WRITTEN EXERCISE:
Repeat each record below exactly as given.

EXCERPTED DATA:
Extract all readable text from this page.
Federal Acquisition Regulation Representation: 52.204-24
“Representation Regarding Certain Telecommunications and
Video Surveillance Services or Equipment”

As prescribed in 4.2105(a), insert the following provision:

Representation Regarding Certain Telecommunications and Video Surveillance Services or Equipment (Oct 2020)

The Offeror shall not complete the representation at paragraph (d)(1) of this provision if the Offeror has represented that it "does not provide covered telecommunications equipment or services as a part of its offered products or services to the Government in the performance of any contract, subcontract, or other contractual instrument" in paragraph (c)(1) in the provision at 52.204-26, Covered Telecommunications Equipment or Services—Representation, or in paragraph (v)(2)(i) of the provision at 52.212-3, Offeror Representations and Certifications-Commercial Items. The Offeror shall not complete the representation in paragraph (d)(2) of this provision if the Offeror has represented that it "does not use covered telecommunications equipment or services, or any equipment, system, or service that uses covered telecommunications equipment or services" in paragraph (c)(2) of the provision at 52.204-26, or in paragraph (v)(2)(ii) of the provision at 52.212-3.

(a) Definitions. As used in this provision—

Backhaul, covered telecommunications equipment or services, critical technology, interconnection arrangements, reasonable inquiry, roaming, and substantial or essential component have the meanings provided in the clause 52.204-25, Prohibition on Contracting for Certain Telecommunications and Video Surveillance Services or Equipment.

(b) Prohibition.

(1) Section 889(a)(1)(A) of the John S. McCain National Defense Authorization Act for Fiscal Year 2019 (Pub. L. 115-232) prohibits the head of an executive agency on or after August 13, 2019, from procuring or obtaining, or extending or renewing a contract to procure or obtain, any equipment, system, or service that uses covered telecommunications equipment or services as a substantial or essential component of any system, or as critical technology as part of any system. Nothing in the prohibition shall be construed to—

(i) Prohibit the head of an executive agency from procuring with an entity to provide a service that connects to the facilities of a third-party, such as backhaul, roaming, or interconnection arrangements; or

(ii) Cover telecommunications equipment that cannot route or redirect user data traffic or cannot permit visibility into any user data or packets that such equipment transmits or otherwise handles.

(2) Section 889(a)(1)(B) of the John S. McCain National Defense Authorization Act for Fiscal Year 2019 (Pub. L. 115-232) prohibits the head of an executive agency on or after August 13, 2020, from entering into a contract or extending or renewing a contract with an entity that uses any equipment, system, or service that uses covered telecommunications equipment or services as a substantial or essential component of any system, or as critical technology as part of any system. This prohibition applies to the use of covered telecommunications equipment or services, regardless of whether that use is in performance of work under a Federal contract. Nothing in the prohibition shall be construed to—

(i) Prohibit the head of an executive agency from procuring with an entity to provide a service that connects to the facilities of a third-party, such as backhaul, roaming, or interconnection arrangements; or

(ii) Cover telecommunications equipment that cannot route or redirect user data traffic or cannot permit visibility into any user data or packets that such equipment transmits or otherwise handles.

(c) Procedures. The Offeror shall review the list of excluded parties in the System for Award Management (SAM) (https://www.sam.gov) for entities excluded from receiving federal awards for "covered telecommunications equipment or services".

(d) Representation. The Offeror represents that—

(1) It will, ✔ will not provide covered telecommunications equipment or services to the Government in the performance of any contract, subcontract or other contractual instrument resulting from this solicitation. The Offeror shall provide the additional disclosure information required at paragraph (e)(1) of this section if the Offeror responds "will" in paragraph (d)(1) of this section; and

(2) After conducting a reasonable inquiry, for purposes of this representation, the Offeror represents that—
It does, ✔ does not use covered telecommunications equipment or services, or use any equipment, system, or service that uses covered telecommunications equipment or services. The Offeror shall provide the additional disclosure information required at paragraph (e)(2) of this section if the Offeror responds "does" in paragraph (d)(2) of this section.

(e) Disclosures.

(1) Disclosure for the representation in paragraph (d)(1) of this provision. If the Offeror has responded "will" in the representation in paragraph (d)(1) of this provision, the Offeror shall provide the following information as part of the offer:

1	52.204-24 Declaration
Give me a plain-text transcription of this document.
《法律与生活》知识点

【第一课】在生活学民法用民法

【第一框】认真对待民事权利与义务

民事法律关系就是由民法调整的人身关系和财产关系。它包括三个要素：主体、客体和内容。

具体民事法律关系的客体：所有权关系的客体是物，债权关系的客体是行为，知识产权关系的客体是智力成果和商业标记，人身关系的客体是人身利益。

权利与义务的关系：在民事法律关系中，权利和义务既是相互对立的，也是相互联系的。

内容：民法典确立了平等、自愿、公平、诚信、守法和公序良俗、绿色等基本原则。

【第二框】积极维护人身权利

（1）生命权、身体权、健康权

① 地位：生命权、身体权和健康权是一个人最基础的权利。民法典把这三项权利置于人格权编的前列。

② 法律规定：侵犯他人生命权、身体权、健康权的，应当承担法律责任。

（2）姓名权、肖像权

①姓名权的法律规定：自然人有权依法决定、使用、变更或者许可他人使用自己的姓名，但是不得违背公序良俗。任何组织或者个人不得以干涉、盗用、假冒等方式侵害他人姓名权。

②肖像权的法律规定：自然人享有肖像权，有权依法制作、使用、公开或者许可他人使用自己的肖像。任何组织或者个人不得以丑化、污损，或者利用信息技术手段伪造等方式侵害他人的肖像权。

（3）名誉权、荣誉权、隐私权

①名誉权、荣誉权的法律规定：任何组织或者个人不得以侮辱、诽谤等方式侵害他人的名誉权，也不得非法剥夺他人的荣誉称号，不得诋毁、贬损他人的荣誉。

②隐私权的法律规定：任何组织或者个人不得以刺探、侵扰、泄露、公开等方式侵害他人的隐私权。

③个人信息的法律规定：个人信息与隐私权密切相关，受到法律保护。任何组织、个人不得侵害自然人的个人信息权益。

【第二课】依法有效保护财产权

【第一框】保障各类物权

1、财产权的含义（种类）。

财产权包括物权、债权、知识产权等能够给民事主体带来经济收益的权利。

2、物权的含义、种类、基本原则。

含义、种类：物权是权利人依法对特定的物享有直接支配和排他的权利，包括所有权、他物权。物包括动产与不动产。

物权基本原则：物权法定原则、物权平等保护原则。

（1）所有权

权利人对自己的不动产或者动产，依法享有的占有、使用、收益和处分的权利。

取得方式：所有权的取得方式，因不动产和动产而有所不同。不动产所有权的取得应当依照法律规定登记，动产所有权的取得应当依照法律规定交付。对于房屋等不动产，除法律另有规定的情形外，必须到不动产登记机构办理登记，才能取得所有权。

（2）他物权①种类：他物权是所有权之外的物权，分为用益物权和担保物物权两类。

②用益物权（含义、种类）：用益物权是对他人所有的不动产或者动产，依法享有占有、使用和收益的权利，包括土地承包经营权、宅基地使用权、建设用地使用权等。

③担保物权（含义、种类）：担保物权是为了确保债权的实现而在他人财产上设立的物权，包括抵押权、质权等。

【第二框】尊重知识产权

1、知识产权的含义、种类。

FULL RESPONSE:
Extract all readable text from this page.
Federal Acquisition Regulation Representation: 52.204-24
“Representation Regarding Certain Telecommunications and
Video Surveillance Services or Equipment”

As prescribed in 4.2105(a), insert the following provision:

Representation Regarding Certain Telecommunications and Video Surveillance Services or Equipment (Oct 2020)

The Offeror shall not complete the representation at paragraph (d)(1) of this provision if the Offeror has represented that it "does not provide covered telecommunications equipment or services as a part of its offered products or services to the Government in the performance of any contract, subcontract, or other contractual instrument" in paragraph (c)(1) in the provision at 52.204-26, Covered Telecommunications Equipment or Services—Representation, or in paragraph (v)(2)(i) of the provision at 52.212-3, Offeror Representations and Certifications-Commercial Items. The Offeror shall not complete the representation in paragraph (d)(2) of this provision if the Offeror has represented that it "does not use covered telecommunications equipment or services, or any equipment, system, or service that uses covered telecommunications equipment or services" in paragraph (c)(2) of the provision at 52.204-26, or in paragraph (v)(2)(ii) of the provision at 52.212-3.

(a) Definitions. As used in this provision—

Backhaul, covered telecommunications equipment or services, critical technology, interconnection arrangements, reasonable inquiry, roaming, and substantial or essential component have the meanings provided in the clause 52.204-25, Prohibition on Contracting for Certain Telecommunications and Video Surveillance Services or Equipment.

(b) Prohibition.

(1) Section 889(a)(1)(A) of the John S. McCain National Defense Authorization Act for Fiscal Year 2019 (Pub. L. 115-232) prohibits the head of an executive agency on or after August 13, 2019, from procuring or obtaining, or extending or renewing a contract to procure or obtain, any equipment, system, or service that uses covered telecommunications equipment or services as a substantial or essential component of any system, or as critical technology as part of any system. Nothing in the prohibition shall be construed to—

(i) Prohibit the head of an executive agency from procuring with an entity to provide a service that connects to the facilities of a third-party, such as backhaul, roaming, or interconnection arrangements; or

(ii) Cover telecommunications equipment that cannot route or redirect user data traffic or cannot permit visibility into any user data or packets that such equipment transmits or otherwise handles.

(2) Section 889(a)(1)(B) of the John S. McCain National Defense Authorization Act for Fiscal Year 2019 (Pub. L. 115-232) prohibits the head of an executive agency on or after August 13, 2020, from entering into a contract or extending or renewing a contract with an entity that uses any equipment, system, or service that uses covered telecommunications equipment or services as a substantial or essential component of any system, or as critical technology as part of any system. This prohibition applies to the use of covered telecommunications equipment or services, regardless of whether that use is in performance of work under a Federal contract. Nothing in the prohibition shall be construed to—

(i) Prohibit the head of an executive agency from procuring with an entity to provide a service that connects to the facilities of a third-party, such as backhaul, roaming, or interconnection arrangements; or

(ii) Cover telecommunications equipment that cannot route or redirect user data traffic or cannot permit visibility into any user data or packets that such equipment transmits or otherwise handles.

(c) Procedures. The Offeror shall review the list of excluded parties in the System for Award Management (SAM) (https://www.sam.gov) for entities excluded from receiving federal awards for "covered telecommunications equipment or services".

(d) Representation. The Offeror represents that—

(1) It will, ✔ will not provide covered telecommunications equipment or services to the Government in the performance of any contract, subcontract or other contractual instrument resulting from this solicitation. The Offeror shall provide the additional disclosure information required at paragraph (e)(1) of this section if the Offeror responds "will" in paragraph (d)(1) of this section; and

(2) After conducting a reasonable inquiry, for purposes of this representation, the Offeror represents that—
It does, ✔ does not use covered telecommunications equipment or services, or use any equipment, system, or service that uses covered telecommunications equipment or services. The Offeror shall provide the additional disclosure information required at paragraph (e)(2) of this section if the Offeror responds "does" in paragraph (d)(2) of this section.

(e) Disclosures.

(1) Disclosure for the representation in paragraph (d)(1) of this provision. If the Offeror has responded "will" in the representation in paragraph (d)(1) of this provision, the Offeror shall provide the following information as part of the offer:

1	52.204-24 Declaration
Give me a plain-text transcription of this document.
《法律与生活》知识点

【第一课】在生活学民法用民法

【第一框】认真对待民事权利与义务

民事法律关系就是由民法调整的人身关系和财产关系。它包括三个要素：主体、客体和内容。

具体民事法律关系的客体：所有权关系的客体是物，债权关系的客体是行为，知识产权关系的客体是智力成果和商业标记，人身关系的客体是人身利益。

权利与义务的关系：在民事法律关系中，权利和义务既是相互对立的，也是相互联系的。

内容：民法典确立了平等、自愿、公平、诚信、守法和公序良俗、绿色等基本原则。

【第二框】积极维护人身权利

（1）生命权、身体权、健康权

① 地位：生命权、身体权和健康权是一个人最基础的权利。民法典把这三项权利置于人格权编的前列。

② 法律规定：侵犯他人生命权、身体权、健康权的，应当承担法律责任。

（2）姓名权、肖像权

①姓名权的法律规定：自然人有权依法决定、使用、变更或者许可他人使用自己的姓名，但是不得违背公序良俗。任何组织或者个人不得以干涉、盗用、假冒等方式侵害他人姓名权。

②肖像权的法律规定：自然人享有肖像权，有权依法制作、使用、公开或者许可他人使用自己的肖像。任何组织或者个人不得以丑化、污损，或者利用信息技术手段伪造等方式侵害他人的肖像权。

（3）名誉权、荣誉权、隐私权

①名誉权、荣誉权的法律规定：任何组织或者个人不得以侮辱、诽谤等方式侵害他人的名誉权，也不得非法剥夺他人的荣誉称号，不得诋毁、贬损他人的荣誉。

②隐私权的法律规定：任何组织或者个人不得以刺探、侵扰、泄露、公开等方式侵害他人的隐私权。

③个人信息的法律规定：个人信息与隐私权密切相关，受到法律保护。任何组织、个人不得侵害自然人的个人信息权益。

【第二课】依法有效保护财产权

【第一框】保障各类物权

1、财产权的含义（种类）。

财产权包括物权、债权、知识产权等能够给民事主体带来经济收益的权利。

2、物权的含义、种类、基本原则。

含义、种类：物权是权利人依法对特定的物享有直接支配和排他的权利，包括所有权、他物权。物包括动产与不动产。

物权基本原则：物权法定原则、物权平等保护原则。

（1）所有权

权利人对自己的不动产或者动产，依法享有的占有、使用、收益和处分的权利。

取得方式：所有权的取得方式，因不动产和动产而有所不同。不动产所有权的取得应当依照法律规定登记，动产所有权的取得应当依照法律规定交付。对于房屋等不动产，除法律另有规定的情形外，必须到不动产登记机构办理登记，才能取得所有权。

（2）他物权①种类：他物权是所有权之外的物权，分为用益物权和担保物物权两类。

②用益物权（含义、种类）：用益物权是对他人所有的不动产或者动产，依法享有占有、使用和收益的权利，包括土地承包经营权、宅基地使用权、建设用地使用权等。

③担保物权（含义、种类）：担保物权是为了确保债权的实现而在他人财产上设立的物权，包括抵押权、质权等。

【第二框】尊重知识产权

1、知识产权的含义、种类。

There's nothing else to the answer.